··· STORED ROWS ···

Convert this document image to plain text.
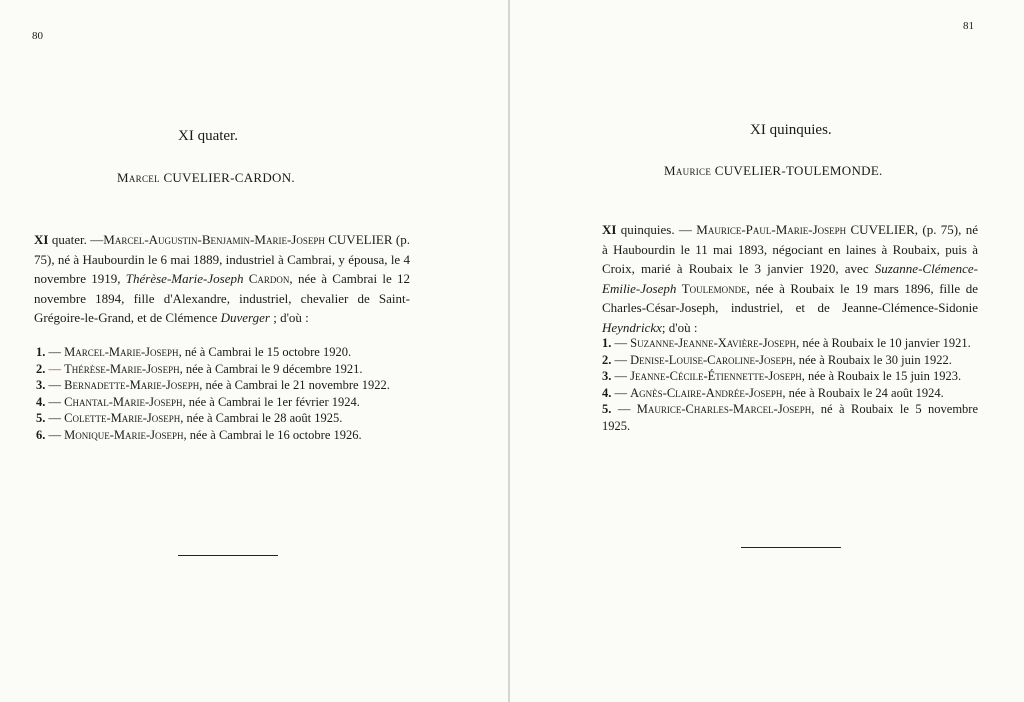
80
XI quater.
Marcel CUVELIER-CARDON.
XI quater. —Marcel-Augustin-Benjamin-Marie-Joseph CUVELIER (p. 75), né à Haubourdin le 6 mai 1889, industriel à Cambrai, y épousa, le 4 novembre 1919, Thérèse-Marie-Joseph Cardon, née à Cambrai le 12 novembre 1894, fille d'Alexandre, industriel, chevalier de Saint-Grégoire-le-Grand, et de Clémence Duverger ; d'où :

1. — Marcel-Marie-Joseph, né à Cambrai le 15 octobre 1920.

2. — Thérèse-Marie-Joseph, née à Cambrai le 9 décembre 1921.

3. — Bernadette-Marie-Joseph, née à Cambrai le 21 novembre 1922.

4. — Chantal-Marie-Joseph, née à Cambrai le 1er février 1924.

5. — Colette-Marie-Joseph, née à Cambrai le 28 août 1925.

6. — Monique-Marie-Joseph, née à Cambrai le 16 octobre 1926.

81
XI quinquies.
Maurice CUVELIER-TOULEMONDE.
XI quinquies. — Maurice-Paul-Marie-Joseph CUVELIER, (p. 75), né à Haubourdin le 11 mai 1893, négociant en laines à Roubaix, puis à Croix, marié à Roubaix le 3 janvier 1920, avec Suzanne-Clémence-Emilie-Joseph Toulemonde, née à Roubaix le 19 mars 1896, fille de Charles-César-Joseph, industriel, et de Jeanne-Clémence-Sidonie Heyndrickx; d'où :

1. — Suzanne-Jeanne-Xavière-Joseph, née à Roubaix le 10 janvier 1921.

2. — Denise-Louise-Caroline-Joseph, née à Roubaix le 30 juin 1922.

3. — Jeanne-Cécile-Étiennette-Joseph, née à Roubaix le 15 juin 1923.

4. — Agnès-Claire-Andrée-Joseph, née à Roubaix le 24 août 1924.

5. — Maurice-Charles-Marcel-Joseph, né à Roubaix le 5 novembre 1925.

···

Which lines include "octobre"? Copy each of them out.

1. — Marcel-Marie-Joseph, né à Cambrai le 15 octobre 1920.
6. — Monique-Marie-Joseph, née à Cambrai le 16 octobre 1926.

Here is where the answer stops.